>> Start RECORDS TO PROCESS
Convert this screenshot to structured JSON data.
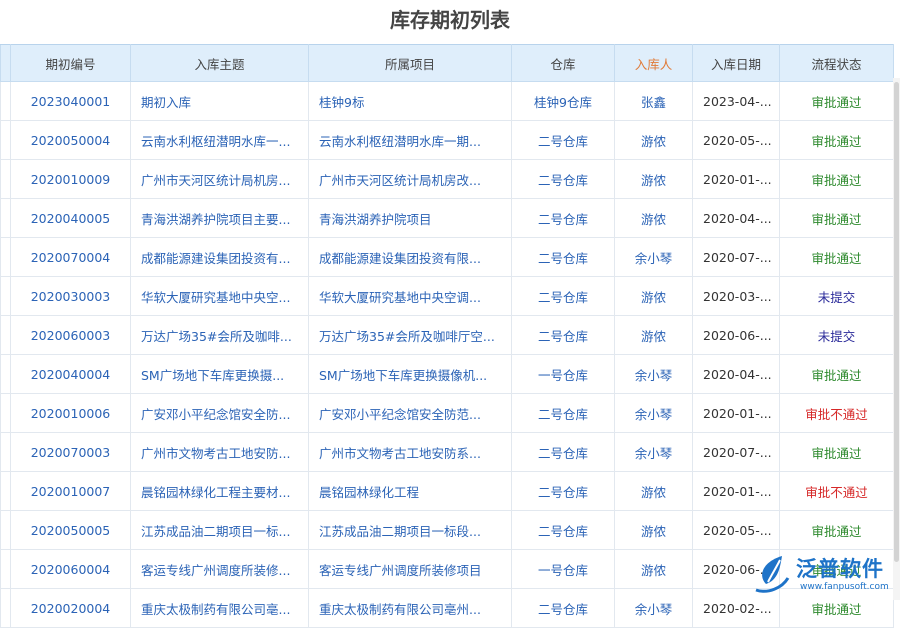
{
  "page": {
    "title": "库存期初列表"
  },
  "columns": [
    {
      "key": "code",
      "label": "期初编号"
    },
    {
      "key": "subject",
      "label": "入库主题"
    },
    {
      "key": "project",
      "label": "所属项目"
    },
    {
      "key": "warehouse",
      "label": "仓库"
    },
    {
      "key": "person",
      "label": "入库人"
    },
    {
      "key": "date",
      "label": "入库日期"
    },
    {
      "key": "status",
      "label": "流程状态"
    }
  ],
  "colors": {
    "header_bg": "#dfeefb",
    "link": "#2b63b6",
    "highlight_header": "#e07b39",
    "status_approved": "#2e8a2e",
    "status_draft": "#2a2a9a",
    "status_rejected": "#d62828"
  },
  "rows": [
    {
      "code": "2023040001",
      "subject": "期初入库",
      "project": "桂钟9标",
      "warehouse": "桂钟9仓库",
      "person": "张鑫",
      "date": "2023-04-...",
      "status": "审批通过",
      "status_type": "ok"
    },
    {
      "code": "2020050004",
      "subject": "云南水利枢纽潜明水库一...",
      "project": "云南水利枢纽潜明水库一期...",
      "warehouse": "二号仓库",
      "person": "游侬",
      "date": "2020-05-...",
      "status": "审批通过",
      "status_type": "ok"
    },
    {
      "code": "2020010009",
      "subject": "广州市天河区统计局机房...",
      "project": "广州市天河区统计局机房改...",
      "warehouse": "二号仓库",
      "person": "游侬",
      "date": "2020-01-...",
      "status": "审批通过",
      "status_type": "ok"
    },
    {
      "code": "2020040005",
      "subject": "青海洪湖养护院项目主要...",
      "project": "青海洪湖养护院项目",
      "warehouse": "二号仓库",
      "person": "游侬",
      "date": "2020-04-...",
      "status": "审批通过",
      "status_type": "ok"
    },
    {
      "code": "2020070004",
      "subject": "成都能源建设集团投资有...",
      "project": "成都能源建设集团投资有限...",
      "warehouse": "二号仓库",
      "person": "余小琴",
      "date": "2020-07-...",
      "status": "审批通过",
      "status_type": "ok"
    },
    {
      "code": "2020030003",
      "subject": "华软大厦研究基地中央空...",
      "project": "华软大厦研究基地中央空调...",
      "warehouse": "二号仓库",
      "person": "游侬",
      "date": "2020-03-...",
      "status": "未提交",
      "status_type": "draft"
    },
    {
      "code": "2020060003",
      "subject": "万达广场35#会所及咖啡...",
      "project": "万达广场35#会所及咖啡厅空...",
      "warehouse": "二号仓库",
      "person": "游侬",
      "date": "2020-06-...",
      "status": "未提交",
      "status_type": "draft"
    },
    {
      "code": "2020040004",
      "subject": "SM广场地下车库更换摄...",
      "project": "SM广场地下车库更换摄像机...",
      "warehouse": "一号仓库",
      "person": "余小琴",
      "date": "2020-04-...",
      "status": "审批通过",
      "status_type": "ok"
    },
    {
      "code": "2020010006",
      "subject": "广安邓小平纪念馆安全防...",
      "project": "广安邓小平纪念馆安全防范...",
      "warehouse": "二号仓库",
      "person": "余小琴",
      "date": "2020-01-...",
      "status": "审批不通过",
      "status_type": "rej"
    },
    {
      "code": "2020070003",
      "subject": "广州市文物考古工地安防...",
      "project": "广州市文物考古工地安防系...",
      "warehouse": "二号仓库",
      "person": "余小琴",
      "date": "2020-07-...",
      "status": "审批通过",
      "status_type": "ok"
    },
    {
      "code": "2020010007",
      "subject": "晨铭园林绿化工程主要材...",
      "project": "晨铭园林绿化工程",
      "warehouse": "二号仓库",
      "person": "游侬",
      "date": "2020-01-...",
      "status": "审批不通过",
      "status_type": "rej"
    },
    {
      "code": "2020050005",
      "subject": "江苏成品油二期项目一标...",
      "project": "江苏成品油二期项目一标段...",
      "warehouse": "二号仓库",
      "person": "游侬",
      "date": "2020-05-...",
      "status": "审批通过",
      "status_type": "ok"
    },
    {
      "code": "2020060004",
      "subject": "客运专线广州调度所装修...",
      "project": "客运专线广州调度所装修项目",
      "warehouse": "一号仓库",
      "person": "游侬",
      "date": "2020-06-...",
      "status": "审批通过",
      "status_type": "ok"
    },
    {
      "code": "2020020004",
      "subject": "重庆太极制药有限公司亳...",
      "project": "重庆太极制药有限公司亳州...",
      "warehouse": "二号仓库",
      "person": "余小琴",
      "date": "2020-02-...",
      "status": "审批通过",
      "status_type": "ok"
    }
  ],
  "brand": {
    "name": "泛普软件",
    "url": "www.fanpusoft.com",
    "icon": "leaf-logo-icon"
  }
}
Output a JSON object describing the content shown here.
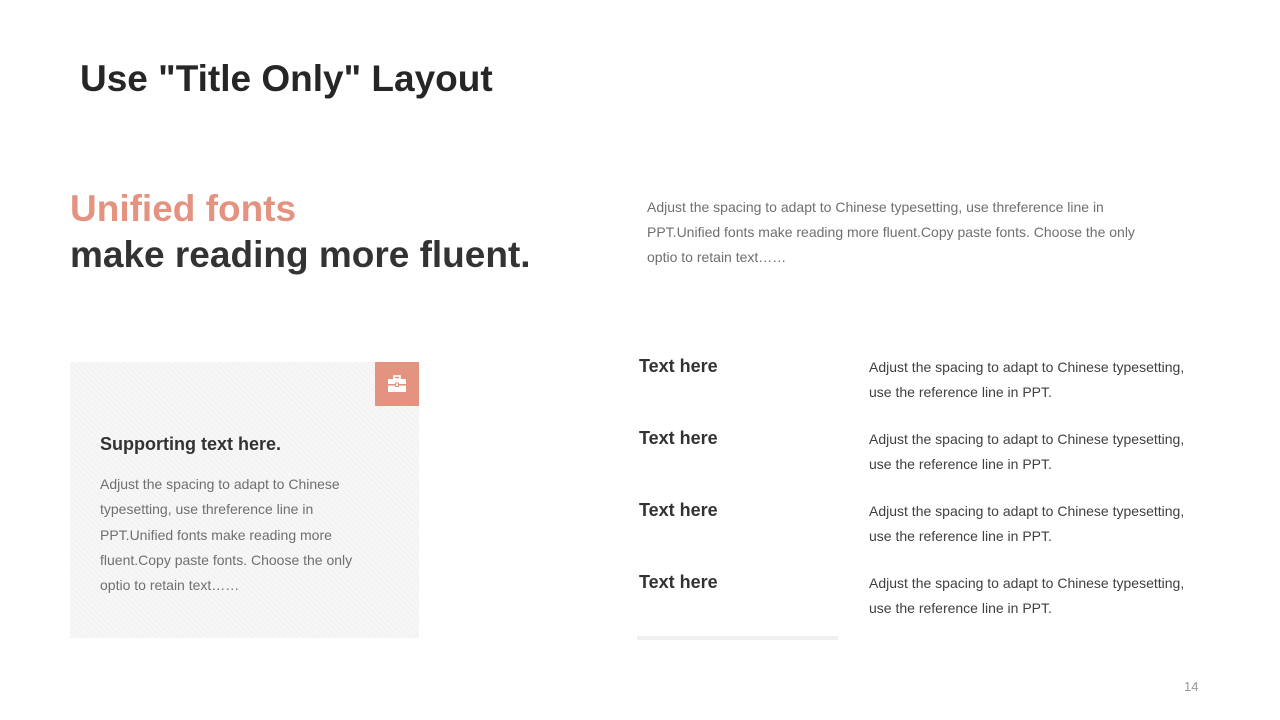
{
  "slide": {
    "title": "Use \"Title Only\" Layout",
    "headline_accent": "Unified fonts",
    "headline_main": "make reading more fluent.",
    "intro_text": "Adjust the spacing to adapt to Chinese typesetting, use threference line in PPT.Unified fonts make reading more fluent.Copy paste fonts. Choose the only optio to retain text……",
    "accent_color": "#e39380",
    "page_number": "14"
  },
  "card": {
    "icon": "briefcase-icon",
    "title": "Supporting text here.",
    "body": "Adjust the spacing to adapt to Chinese typesetting, use threference line in PPT.Unified fonts make reading more fluent.Copy paste fonts. Choose the only optio to retain text……"
  },
  "list": {
    "items": [
      {
        "label": "Text here",
        "desc": "Adjust the spacing to adapt to Chinese typesetting, use the reference line in PPT."
      },
      {
        "label": "Text here",
        "desc": "Adjust the spacing to adapt to Chinese typesetting, use the reference line in PPT."
      },
      {
        "label": "Text here",
        "desc": "Adjust the spacing to adapt to Chinese typesetting, use the reference line in PPT."
      },
      {
        "label": "Text here",
        "desc": "Adjust the spacing to adapt to Chinese typesetting, use the reference line in PPT."
      }
    ]
  }
}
>> End RECORDS TO PROCESS
- TASK
All the lines above are to be given again exactly as they read, with the pictures removed.

- SOLVED EXERCISE
Convert this screenshot to structured JSON data.
{
  "page": {
    "title": "库存期初列表"
  },
  "columns": [
    {
      "key": "code",
      "label": "期初编号"
    },
    {
      "key": "subject",
      "label": "入库主题"
    },
    {
      "key": "project",
      "label": "所属项目"
    },
    {
      "key": "warehouse",
      "label": "仓库"
    },
    {
      "key": "person",
      "label": "入库人"
    },
    {
      "key": "date",
      "label": "入库日期"
    },
    {
      "key": "status",
      "label": "流程状态"
    }
  ],
  "colors": {
    "header_bg": "#dfeefb",
    "link": "#2b63b6",
    "highlight_header": "#e07b39",
    "status_approved": "#2e8a2e",
    "status_draft": "#2a2a9a",
    "status_rejected": "#d62828"
  },
  "rows": [
    {
      "code": "2023040001",
      "subject": "期初入库",
      "project": "桂钟9标",
      "warehouse": "桂钟9仓库",
      "person": "张鑫",
      "date": "2023-04-...",
      "status": "审批通过",
      "status_type": "ok"
    },
    {
      "code": "2020050004",
      "subject": "云南水利枢纽潜明水库一...",
      "project": "云南水利枢纽潜明水库一期...",
      "warehouse": "二号仓库",
      "person": "游侬",
      "date": "2020-05-...",
      "status": "审批通过",
      "status_type": "ok"
    },
    {
      "code": "2020010009",
      "subject": "广州市天河区统计局机房...",
      "project": "广州市天河区统计局机房改...",
      "warehouse": "二号仓库",
      "person": "游侬",
      "date": "2020-01-...",
      "status": "审批通过",
      "status_type": "ok"
    },
    {
      "code": "2020040005",
      "subject": "青海洪湖养护院项目主要...",
      "project": "青海洪湖养护院项目",
      "warehouse": "二号仓库",
      "person": "游侬",
      "date": "2020-04-...",
      "status": "审批通过",
      "status_type": "ok"
    },
    {
      "code": "2020070004",
      "subject": "成都能源建设集团投资有...",
      "project": "成都能源建设集团投资有限...",
      "warehouse": "二号仓库",
      "person": "余小琴",
      "date": "2020-07-...",
      "status": "审批通过",
      "status_type": "ok"
    },
    {
      "code": "2020030003",
      "subject": "华软大厦研究基地中央空...",
      "project": "华软大厦研究基地中央空调...",
      "warehouse": "二号仓库",
      "person": "游侬",
      "date": "2020-03-...",
      "status": "未提交",
      "status_type": "draft"
    },
    {
      "code": "2020060003",
      "subject": "万达广场35#会所及咖啡...",
      "project": "万达广场35#会所及咖啡厅空...",
      "warehouse": "二号仓库",
      "person": "游侬",
      "date": "2020-06-...",
      "status": "未提交",
      "status_type": "draft"
    },
    {
      "code": "2020040004",
      "subject": "SM广场地下车库更换摄...",
      "project": "SM广场地下车库更换摄像机...",
      "warehouse": "一号仓库",
      "person": "余小琴",
      "date": "2020-04-...",
      "status": "审批通过",
      "status_type": "ok"
    },
    {
      "code": "2020010006",
      "subject": "广安邓小平纪念馆安全防...",
      "project": "广安邓小平纪念馆安全防范...",
      "warehouse": "二号仓库",
      "person": "余小琴",
      "date": "2020-01-...",
      "status": "审批不通过",
      "status_type": "rej"
    },
    {
      "code": "2020070003",
      "subject": "广州市文物考古工地安防...",
      "project": "广州市文物考古工地安防系...",
      "warehouse": "二号仓库",
      "person": "余小琴",
      "date": "2020-07-...",
      "status": "审批通过",
      "status_type": "ok"
    },
    {
      "code": "2020010007",
      "subject": "晨铭园林绿化工程主要材...",
      "project": "晨铭园林绿化工程",
      "warehouse": "二号仓库",
      "person": "游侬",
      "date": "2020-01-...",
      "status": "审批不通过",
      "status_type": "rej"
    },
    {
      "code": "2020050005",
      "subject": "江苏成品油二期项目一标...",
      "project": "江苏成品油二期项目一标段...",
      "warehouse": "二号仓库",
      "person": "游侬",
      "date": "2020-05-...",
      "status": "审批通过",
      "status_type": "ok"
    },
    {
      "code": "2020060004",
      "subject": "客运专线广州调度所装修...",
      "project": "客运专线广州调度所装修项目",
      "warehouse": "一号仓库",
      "person": "游侬",
      "date": "2020-06-...",
      "status": "审批通过",
      "status_type": "ok"
    },
    {
      "code": "2020020004",
      "subject": "重庆太极制药有限公司亳...",
      "project": "重庆太极制药有限公司亳州...",
      "warehouse": "二号仓库",
      "person": "余小琴",
      "date": "2020-02-...",
      "status": "审批通过",
      "status_type": "ok"
    }
  ],
  "brand": {
    "name": "泛普软件",
    "url": "www.fanpusoft.com",
    "icon": "leaf-logo-icon"
  }
}
Output a JSON object describing the content shown here.
{
  "slide": {
    "title": "Use \"Title Only\" Layout",
    "headline_accent": "Unified fonts",
    "headline_main": "make reading more fluent.",
    "intro_text": "Adjust the spacing to adapt to Chinese typesetting, use threference line in PPT.Unified fonts make reading more fluent.Copy paste fonts. Choose the only optio to retain text……",
    "accent_color": "#e39380",
    "page_number": "14"
  },
  "card": {
    "icon": "briefcase-icon",
    "title": "Supporting text here.",
    "body": "Adjust the spacing to adapt to Chinese typesetting, use threference line in PPT.Unified fonts make reading more fluent.Copy paste fonts. Choose the only optio to retain text……"
  },
  "list": {
    "items": [
      {
        "label": "Text here",
        "desc": "Adjust the spacing to adapt to Chinese typesetting, use the reference line in PPT."
      },
      {
        "label": "Text here",
        "desc": "Adjust the spacing to adapt to Chinese typesetting, use the reference line in PPT."
      },
      {
        "label": "Text here",
        "desc": "Adjust the spacing to adapt to Chinese typesetting, use the reference line in PPT."
      },
      {
        "label": "Text here",
        "desc": "Adjust the spacing to adapt to Chinese typesetting, use the reference line in PPT."
      }
    ]
  }
}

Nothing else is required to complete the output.